■ Data supplied ■
══════════════════════════════

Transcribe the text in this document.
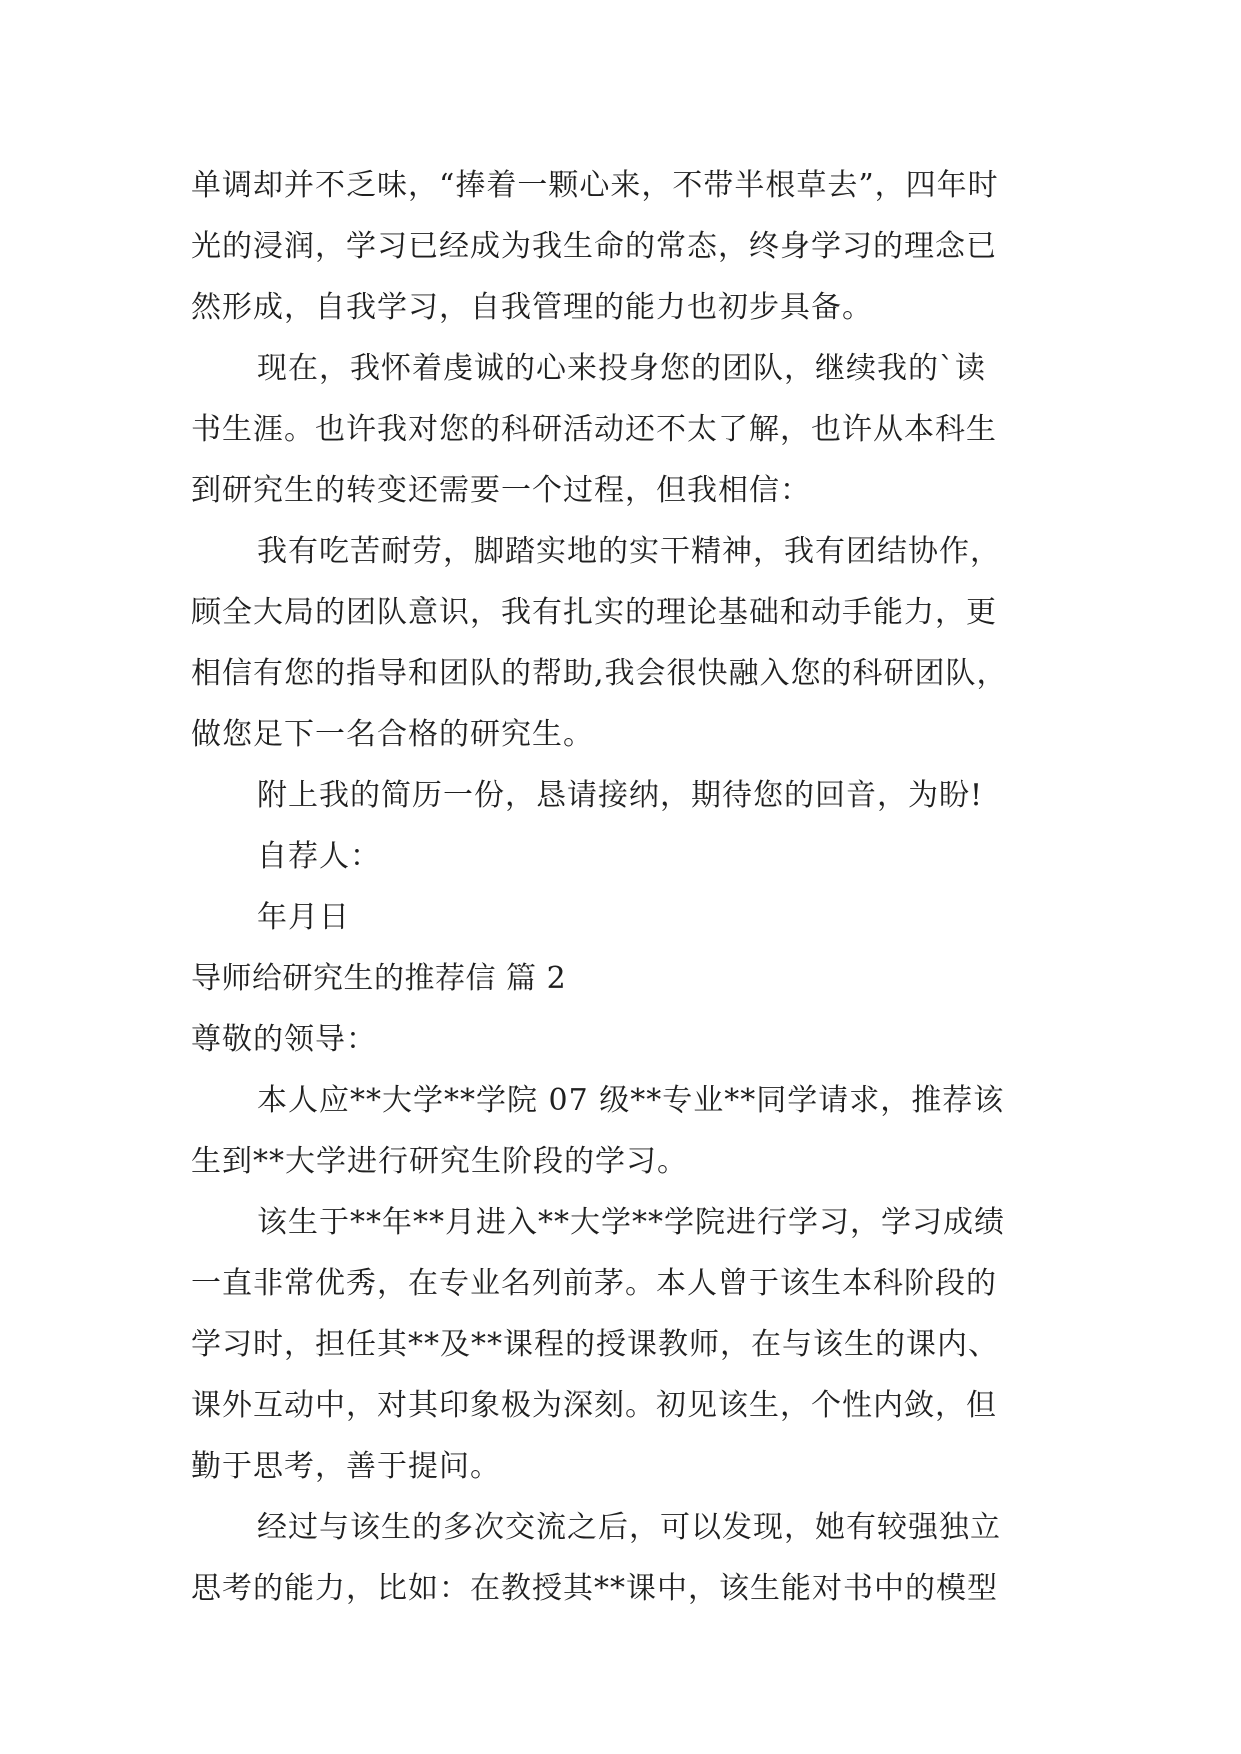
单调却并不乏味，“捧着一颗心来，不带半根草去”，四年时
光的浸润，学习已经成为我生命的常态，终身学习的理念已
然形成，自我学习，自我管理的能力也初步具备。
现在，我怀着虔诚的心来投身您的团队，继续我的`读
书生涯。也许我对您的科研活动还不太了解，也许从本科生
到研究生的转变还需要一个过程，但我相信：
我有吃苦耐劳，脚踏实地的实干精神，我有团结协作，
顾全大局的团队意识，我有扎实的理论基础和动手能力，更
相信有您的指导和团队的帮助,我会很快融入您的科研团队，
做您足下一名合格的研究生。
附上我的简历一份，恳请接纳，期待您的回音，为盼!
自荐人：
年月日
导师给研究生的推荐信 篇 2
尊敬的领导：
本人应**大学**学院 07 级**专业**同学请求，推荐该
生到**大学进行研究生阶段的学习。
该生于**年**月进入**大学**学院进行学习，学习成绩
一直非常优秀，在专业名列前茅。本人曾于该生本科阶段的
学习时，担任其**及**课程的授课教师，在与该生的课内、
课外互动中，对其印象极为深刻。初见该生，个性内敛，但
勤于思考，善于提问。
经过与该生的多次交流之后，可以发现，她有较强独立
思考的能力，比如：在教授其**课中，该生能对书中的模型
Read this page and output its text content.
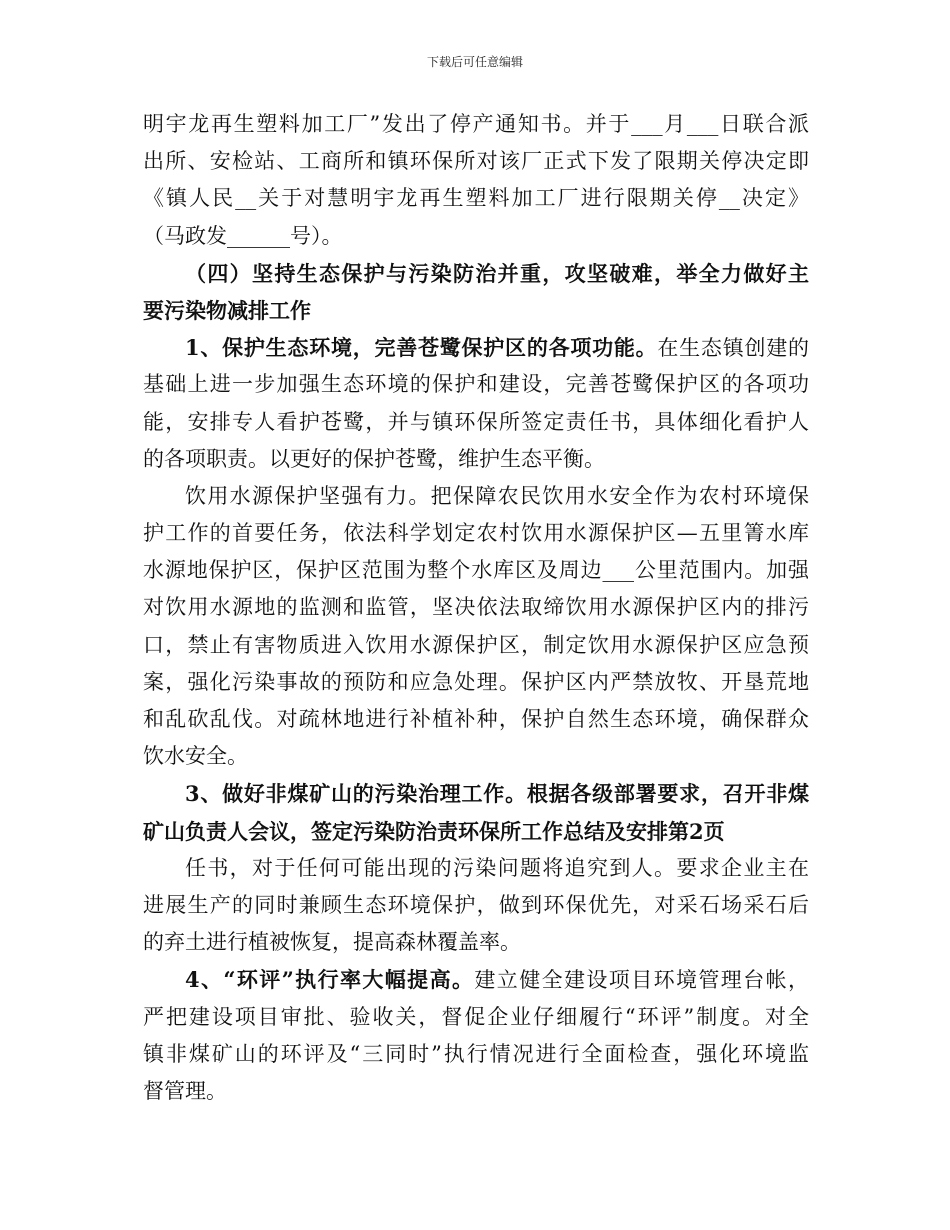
下载后可任意编辑
明宇龙再生塑料加工厂”发出了停产通知书。并于___月___日联合派
出所、安检站、工商所和镇环保所对该厂正式下发了限期关停决定即
《镇人民__关于对慧明宇龙再生塑料加工厂进行限期关停__决定》
（马政发______号）。
（四）坚持生态保护与污染防治并重，攻坚破难，举全力做好主
要污染物减排工作
1、保护生态环境，完善苍鹭保护区的各项功能。在生态镇创建的
基础上进一步加强生态环境的保护和建设，完善苍鹭保护区的各项功
能，安排专人看护苍鹭，并与镇环保所签定责任书，具体细化看护人
的各项职责。以更好的保护苍鹭，维护生态平衡。
饮用水源保护坚强有力。把保障农民饮用水安全作为农村环境保
护工作的首要任务，依法科学划定农村饮用水源保护区—五里箐水库
水源地保护区，保护区范围为整个水库区及周边___公里范围内。加强
对饮用水源地的监测和监管，坚决依法取缔饮用水源保护区内的排污
口，禁止有害物质进入饮用水源保护区，制定饮用水源保护区应急预
案，强化污染事故的预防和应急处理。保护区内严禁放牧、开垦荒地
和乱砍乱伐。对疏林地进行补植补种，保护自然生态环境，确保群众
饮水安全。
3、做好非煤矿山的污染治理工作。根据各级部署要求，召开非煤
矿山负责人会议，签定污染防治责环保所工作总结及安排第2页
任书，对于任何可能出现的污染问题将追究到人。要求企业主在
进展生产的同时兼顾生态环境保护，做到环保优先，对采石场采石后
的弃土进行植被恢复，提高森林覆盖率。
4、“环评”执行率大幅提高。建立健全建设项目环境管理台帐，
严把建设项目审批、验收关，督促企业仔细履行“环评”制度。对全
镇非煤矿山的环评及“三同时”执行情况进行全面检查，强化环境监
督管理。
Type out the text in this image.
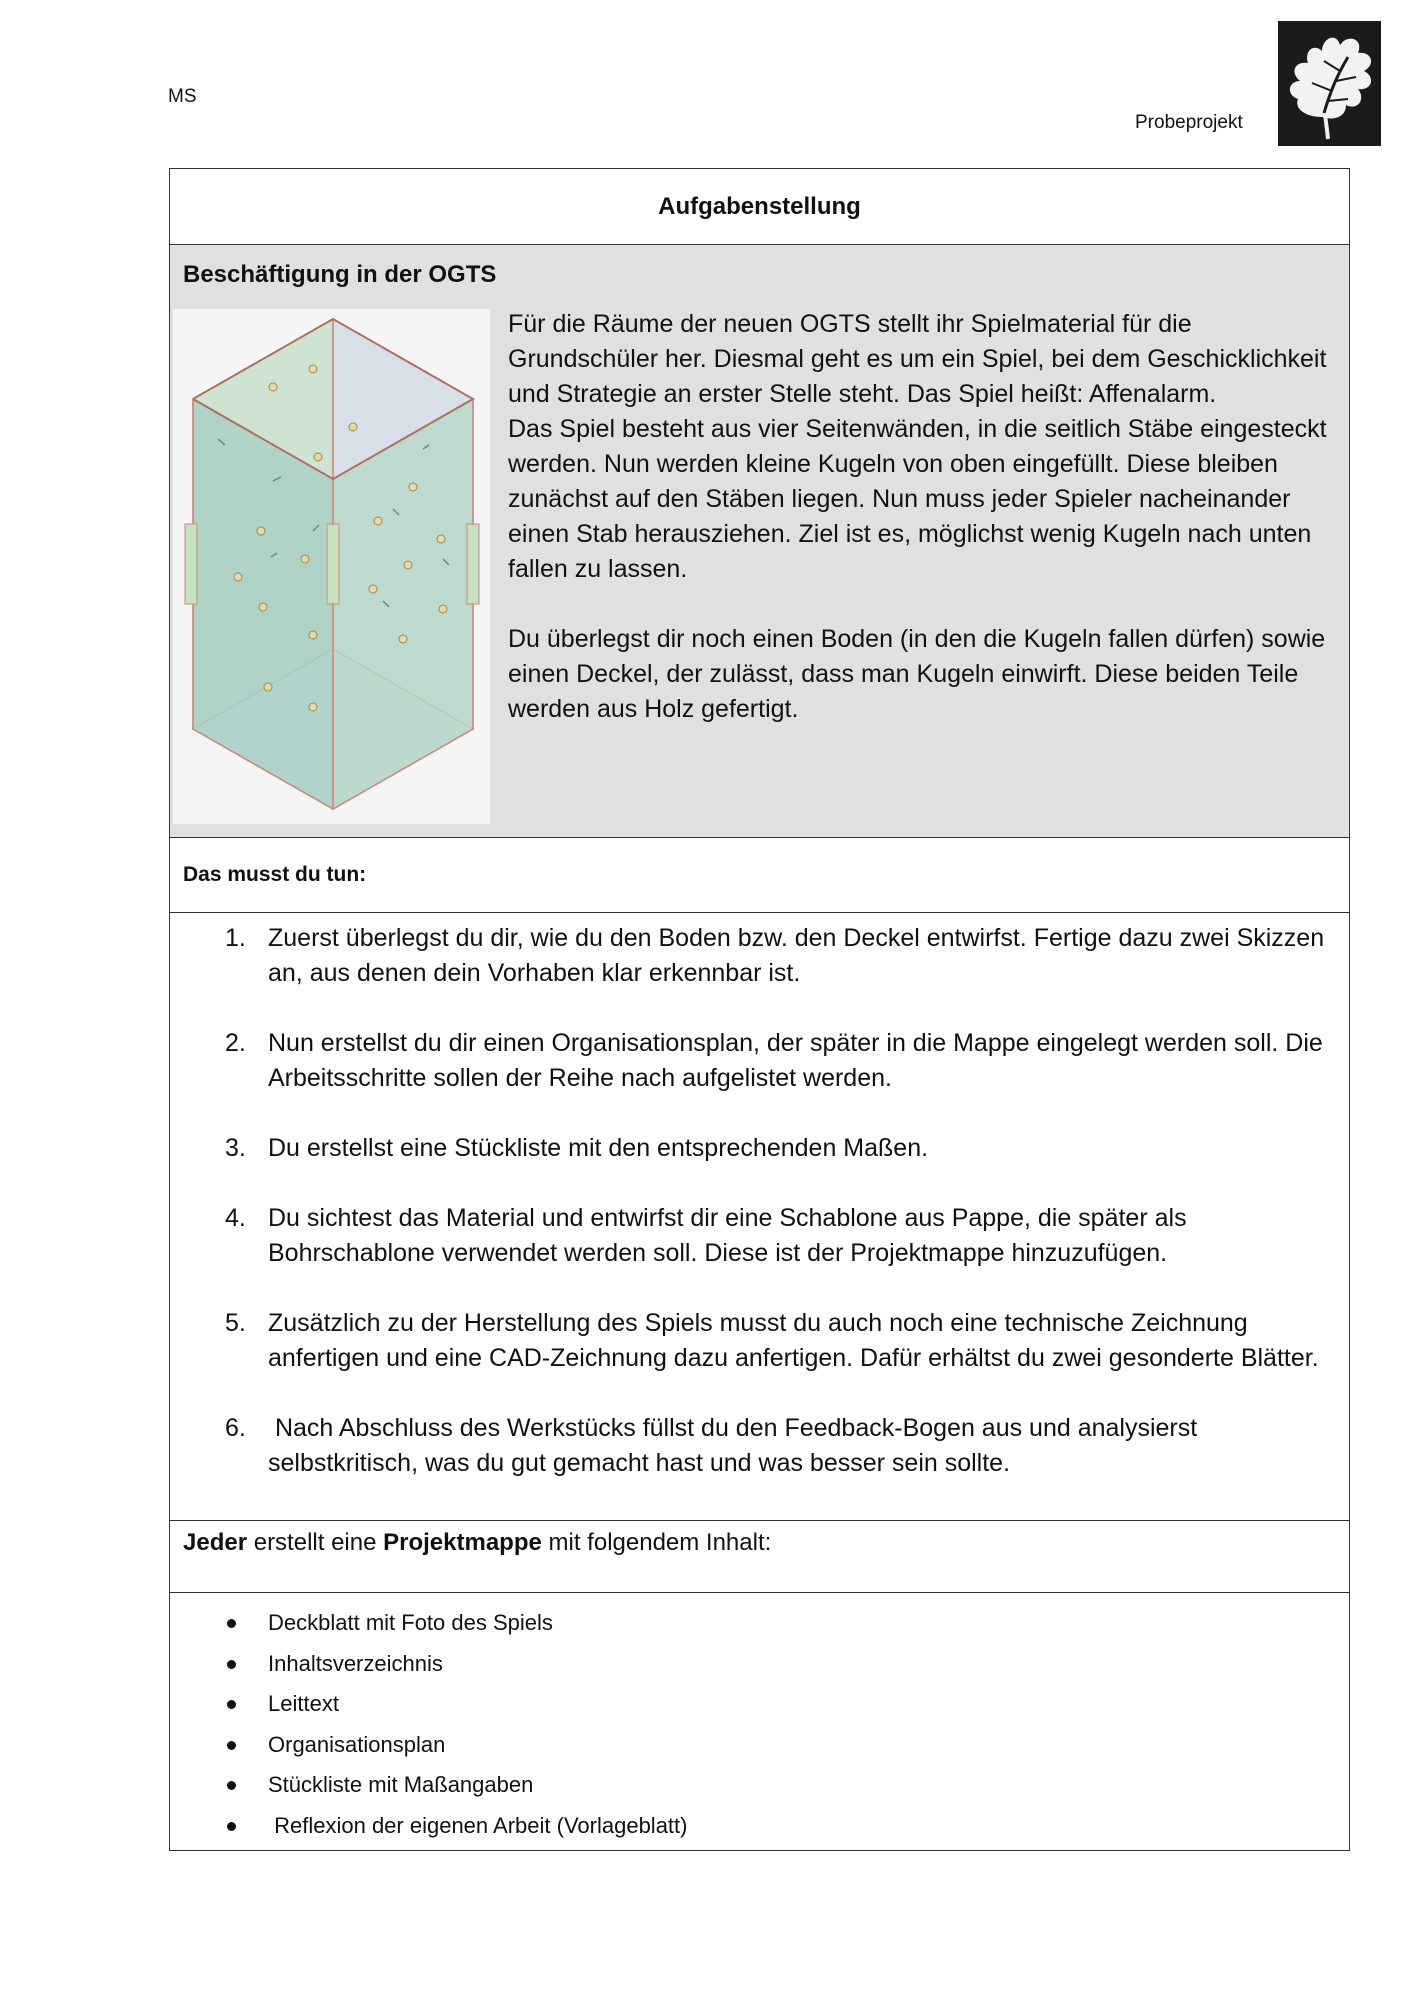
MS
Probeprojekt
Aufgabenstellung
Beschäftigung in der OGTS

Für die Räume der neuen OGTS stellt ihr Spielmaterial für die Grundschüler her. Diesmal geht es um ein Spiel, bei dem Geschicklichkeit und Strategie an erster Stelle steht. Das Spiel heißt: Affenalarm.

Das Spiel besteht aus vier Seitenwänden, in die seitlich Stäbe eingesteckt werden. Nun werden kleine Kugeln von oben eingefüllt. Diese bleiben zunächst auf den Stäben liegen. Nun muss jeder Spieler nacheinander einen Stab herausziehen. Ziel ist es, möglichst wenig Kugeln nach unten fallen zu lassen.

Du überlegst dir noch einen Boden (in den die Kugeln fallen dürfen) sowie einen Deckel, der zulässt, dass man Kugeln einwirft. Diese beiden Teile werden aus Holz gefertigt.

Das musst du tun:
1. Zuerst überlegst du dir, wie du den Boden bzw. den Deckel entwirfst. Fertige dazu zwei Skizzen an, aus denen dein Vorhaben klar erkennbar ist.
2. Nun erstellst du dir einen Organisationsplan, der später in die Mappe eingelegt werden soll. Die Arbeitsschritte sollen der Reihe nach aufgelistet werden.
3. Du erstellst eine Stückliste mit den entsprechenden Maßen.
4. Du sichtest das Material und entwirfst dir eine Schablone aus Pappe, die später als Bohrschablone verwendet werden soll. Diese ist der Projektmappe hinzuzufügen.
5. Zusätzlich zu der Herstellung des Spiels musst du auch noch eine technische Zeichnung anfertigen und eine CAD-Zeichnung dazu anfertigen. Dafür erhältst du zwei gesonderte Blätter.
6. Nach Abschluss des Werkstücks füllst du den Feedback-Bogen aus und analysierst selbstkritisch, was du gut gemacht hast und was besser sein sollte.
Jeder erstellt eine Projektmappe mit folgendem Inhalt:
Deckblatt mit Foto des Spiels
Inhaltsverzeichnis
Leittext
Organisationsplan
Stückliste mit Maßangaben
Reflexion der eigenen Arbeit (Vorlageblatt)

══════════════════════════════

■ Exercise details ■
Copy and report every line where the word "Deckel" is present.

■ Worked solution ■
Du überlegst dir noch einen Boden (in den die Kugeln fallen dürfen) sowie einen Deckel, der zulässt, dass man Kugeln einwirft. Diese beiden Teile werden aus Holz gefertigt.
1. Zuerst überlegst du dir, wie du den Boden bzw. den Deckel entwirfst. Fertige dazu zwei Skizzen an, aus denen dein Vorhaben klar erkennbar ist.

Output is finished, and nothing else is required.